• _PROBLEM DETAILS_
Return the full listing exactly as it is written.

Figure contents as structured data
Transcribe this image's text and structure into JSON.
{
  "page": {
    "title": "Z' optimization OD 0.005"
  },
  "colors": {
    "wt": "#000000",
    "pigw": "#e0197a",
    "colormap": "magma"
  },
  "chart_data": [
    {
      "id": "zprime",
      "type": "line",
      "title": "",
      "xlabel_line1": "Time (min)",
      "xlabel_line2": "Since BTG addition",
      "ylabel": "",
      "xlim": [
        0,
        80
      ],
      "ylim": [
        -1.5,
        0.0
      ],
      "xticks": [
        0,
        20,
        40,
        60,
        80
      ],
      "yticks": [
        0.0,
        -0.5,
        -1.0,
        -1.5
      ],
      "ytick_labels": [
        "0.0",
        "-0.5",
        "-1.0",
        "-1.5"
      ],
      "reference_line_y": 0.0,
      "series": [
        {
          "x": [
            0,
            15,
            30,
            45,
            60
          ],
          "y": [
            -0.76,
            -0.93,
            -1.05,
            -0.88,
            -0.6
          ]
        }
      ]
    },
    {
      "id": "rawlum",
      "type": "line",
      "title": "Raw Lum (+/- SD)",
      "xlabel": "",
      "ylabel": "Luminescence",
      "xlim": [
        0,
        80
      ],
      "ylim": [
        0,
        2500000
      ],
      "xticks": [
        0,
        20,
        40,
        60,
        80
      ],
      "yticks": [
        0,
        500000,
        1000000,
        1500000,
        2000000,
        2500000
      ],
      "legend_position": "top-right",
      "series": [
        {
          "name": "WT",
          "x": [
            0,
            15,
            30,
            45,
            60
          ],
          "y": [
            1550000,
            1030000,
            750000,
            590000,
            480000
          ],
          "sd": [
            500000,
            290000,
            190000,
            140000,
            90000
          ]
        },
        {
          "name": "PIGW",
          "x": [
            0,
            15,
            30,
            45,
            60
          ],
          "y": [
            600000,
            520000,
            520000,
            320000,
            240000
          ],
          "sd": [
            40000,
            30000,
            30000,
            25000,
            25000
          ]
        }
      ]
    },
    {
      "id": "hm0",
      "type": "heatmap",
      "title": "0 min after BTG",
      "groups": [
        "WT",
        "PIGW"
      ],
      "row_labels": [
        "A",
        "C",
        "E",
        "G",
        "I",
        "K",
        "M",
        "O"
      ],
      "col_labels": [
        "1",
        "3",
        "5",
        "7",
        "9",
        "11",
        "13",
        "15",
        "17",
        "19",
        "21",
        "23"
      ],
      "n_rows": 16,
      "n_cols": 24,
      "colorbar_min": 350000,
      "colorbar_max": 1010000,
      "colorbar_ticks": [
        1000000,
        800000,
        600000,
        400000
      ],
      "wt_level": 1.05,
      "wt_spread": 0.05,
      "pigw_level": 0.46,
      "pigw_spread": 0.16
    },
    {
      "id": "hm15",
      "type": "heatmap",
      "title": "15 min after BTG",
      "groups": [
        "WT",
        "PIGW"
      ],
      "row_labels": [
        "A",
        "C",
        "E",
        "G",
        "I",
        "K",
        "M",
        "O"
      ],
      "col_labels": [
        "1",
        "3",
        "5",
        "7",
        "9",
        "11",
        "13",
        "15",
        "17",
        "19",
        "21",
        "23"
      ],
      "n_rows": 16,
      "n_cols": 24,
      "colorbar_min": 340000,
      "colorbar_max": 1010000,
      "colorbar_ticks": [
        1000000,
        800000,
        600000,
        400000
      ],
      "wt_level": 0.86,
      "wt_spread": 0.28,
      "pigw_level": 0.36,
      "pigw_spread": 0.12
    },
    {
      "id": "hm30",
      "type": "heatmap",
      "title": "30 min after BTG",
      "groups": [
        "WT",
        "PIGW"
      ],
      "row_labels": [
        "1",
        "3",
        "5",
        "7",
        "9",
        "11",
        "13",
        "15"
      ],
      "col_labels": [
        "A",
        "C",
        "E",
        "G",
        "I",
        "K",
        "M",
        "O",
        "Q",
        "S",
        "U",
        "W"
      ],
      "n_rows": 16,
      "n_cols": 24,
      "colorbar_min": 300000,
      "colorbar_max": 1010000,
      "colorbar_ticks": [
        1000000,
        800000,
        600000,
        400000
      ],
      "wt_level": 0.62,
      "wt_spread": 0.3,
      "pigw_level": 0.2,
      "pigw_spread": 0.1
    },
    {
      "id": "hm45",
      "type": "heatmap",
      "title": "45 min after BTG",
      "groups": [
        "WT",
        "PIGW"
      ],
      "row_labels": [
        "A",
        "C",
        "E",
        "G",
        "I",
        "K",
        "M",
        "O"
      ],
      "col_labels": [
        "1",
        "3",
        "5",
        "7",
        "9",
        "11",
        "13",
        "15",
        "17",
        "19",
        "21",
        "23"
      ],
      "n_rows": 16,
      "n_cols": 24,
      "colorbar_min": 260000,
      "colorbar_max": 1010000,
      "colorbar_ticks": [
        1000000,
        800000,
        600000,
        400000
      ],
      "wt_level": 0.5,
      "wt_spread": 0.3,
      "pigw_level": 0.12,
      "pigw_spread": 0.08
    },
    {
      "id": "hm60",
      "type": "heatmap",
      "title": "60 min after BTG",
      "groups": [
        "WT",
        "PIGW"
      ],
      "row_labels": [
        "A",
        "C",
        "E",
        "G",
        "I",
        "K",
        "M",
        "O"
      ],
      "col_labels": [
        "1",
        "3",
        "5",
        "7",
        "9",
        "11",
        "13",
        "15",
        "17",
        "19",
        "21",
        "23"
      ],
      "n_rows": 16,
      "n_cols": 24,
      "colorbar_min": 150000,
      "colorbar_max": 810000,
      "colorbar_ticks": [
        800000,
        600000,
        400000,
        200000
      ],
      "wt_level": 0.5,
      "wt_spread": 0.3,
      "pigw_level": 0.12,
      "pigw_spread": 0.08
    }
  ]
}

• _FINAL ANSWER_
Transcribe this image's text and structure into JSON.
{
  "page": {
    "title": "Z' optimization OD 0.005"
  },
  "colors": {
    "wt": "#000000",
    "pigw": "#e0197a",
    "colormap": "magma"
  },
  "chart_data": [
    {
      "id": "zprime",
      "type": "line",
      "title": "",
      "xlabel_line1": "Time (min)",
      "xlabel_line2": "Since BTG addition",
      "ylabel": "",
      "xlim": [
        0,
        80
      ],
      "ylim": [
        -1.5,
        0.0
      ],
      "xticks": [
        0,
        20,
        40,
        60,
        80
      ],
      "yticks": [
        0.0,
        -0.5,
        -1.0,
        -1.5
      ],
      "ytick_labels": [
        "0.0",
        "-0.5",
        "-1.0",
        "-1.5"
      ],
      "reference_line_y": 0.0,
      "series": [
        {
          "x": [
            0,
            15,
            30,
            45,
            60
          ],
          "y": [
            -0.76,
            -0.93,
            -1.05,
            -0.88,
            -0.6
          ]
        }
      ]
    },
    {
      "id": "rawlum",
      "type": "line",
      "title": "Raw Lum (+/- SD)",
      "xlabel": "",
      "ylabel": "Luminescence",
      "xlim": [
        0,
        80
      ],
      "ylim": [
        0,
        2500000
      ],
      "xticks": [
        0,
        20,
        40,
        60,
        80
      ],
      "yticks": [
        0,
        500000,
        1000000,
        1500000,
        2000000,
        2500000
      ],
      "legend_position": "top-right",
      "series": [
        {
          "name": "WT",
          "x": [
            0,
            15,
            30,
            45,
            60
          ],
          "y": [
            1550000,
            1030000,
            750000,
            590000,
            480000
          ],
          "sd": [
            500000,
            290000,
            190000,
            140000,
            90000
          ]
        },
        {
          "name": "PIGW",
          "x": [
            0,
            15,
            30,
            45,
            60
          ],
          "y": [
            600000,
            520000,
            520000,
            320000,
            240000
          ],
          "sd": [
            40000,
            30000,
            30000,
            25000,
            25000
          ]
        }
      ]
    },
    {
      "id": "hm0",
      "type": "heatmap",
      "title": "0 min after BTG",
      "groups": [
        "WT",
        "PIGW"
      ],
      "row_labels": [
        "A",
        "C",
        "E",
        "G",
        "I",
        "K",
        "M",
        "O"
      ],
      "col_labels": [
        "1",
        "3",
        "5",
        "7",
        "9",
        "11",
        "13",
        "15",
        "17",
        "19",
        "21",
        "23"
      ],
      "n_rows": 16,
      "n_cols": 24,
      "colorbar_min": 350000,
      "colorbar_max": 1010000,
      "colorbar_ticks": [
        1000000,
        800000,
        600000,
        400000
      ],
      "wt_level": 1.05,
      "wt_spread": 0.05,
      "pigw_level": 0.46,
      "pigw_spread": 0.16
    },
    {
      "id": "hm15",
      "type": "heatmap",
      "title": "15 min after BTG",
      "groups": [
        "WT",
        "PIGW"
      ],
      "row_labels": [
        "A",
        "C",
        "E",
        "G",
        "I",
        "K",
        "M",
        "O"
      ],
      "col_labels": [
        "1",
        "3",
        "5",
        "7",
        "9",
        "11",
        "13",
        "15",
        "17",
        "19",
        "21",
        "23"
      ],
      "n_rows": 16,
      "n_cols": 24,
      "colorbar_min": 340000,
      "colorbar_max": 1010000,
      "colorbar_ticks": [
        1000000,
        800000,
        600000,
        400000
      ],
      "wt_level": 0.86,
      "wt_spread": 0.28,
      "pigw_level": 0.36,
      "pigw_spread": 0.12
    },
    {
      "id": "hm30",
      "type": "heatmap",
      "title": "30 min after BTG",
      "groups": [
        "WT",
        "PIGW"
      ],
      "row_labels": [
        "1",
        "3",
        "5",
        "7",
        "9",
        "11",
        "13",
        "15"
      ],
      "col_labels": [
        "A",
        "C",
        "E",
        "G",
        "I",
        "K",
        "M",
        "O",
        "Q",
        "S",
        "U",
        "W"
      ],
      "n_rows": 16,
      "n_cols": 24,
      "colorbar_min": 300000,
      "colorbar_max": 1010000,
      "colorbar_ticks": [
        1000000,
        800000,
        600000,
        400000
      ],
      "wt_level": 0.62,
      "wt_spread": 0.3,
      "pigw_level": 0.2,
      "pigw_spread": 0.1
    },
    {
      "id": "hm45",
      "type": "heatmap",
      "title": "45 min after BTG",
      "groups": [
        "WT",
        "PIGW"
      ],
      "row_labels": [
        "A",
        "C",
        "E",
        "G",
        "I",
        "K",
        "M",
        "O"
      ],
      "col_labels": [
        "1",
        "3",
        "5",
        "7",
        "9",
        "11",
        "13",
        "15",
        "17",
        "19",
        "21",
        "23"
      ],
      "n_rows": 16,
      "n_cols": 24,
      "colorbar_min": 260000,
      "colorbar_max": 1010000,
      "colorbar_ticks": [
        1000000,
        800000,
        600000,
        400000
      ],
      "wt_level": 0.5,
      "wt_spread": 0.3,
      "pigw_level": 0.12,
      "pigw_spread": 0.08
    },
    {
      "id": "hm60",
      "type": "heatmap",
      "title": "60 min after BTG",
      "groups": [
        "WT",
        "PIGW"
      ],
      "row_labels": [
        "A",
        "C",
        "E",
        "G",
        "I",
        "K",
        "M",
        "O"
      ],
      "col_labels": [
        "1",
        "3",
        "5",
        "7",
        "9",
        "11",
        "13",
        "15",
        "17",
        "19",
        "21",
        "23"
      ],
      "n_rows": 16,
      "n_cols": 24,
      "colorbar_min": 150000,
      "colorbar_max": 810000,
      "colorbar_ticks": [
        800000,
        600000,
        400000,
        200000
      ],
      "wt_level": 0.5,
      "wt_spread": 0.3,
      "pigw_level": 0.12,
      "pigw_spread": 0.08
    }
  ]
}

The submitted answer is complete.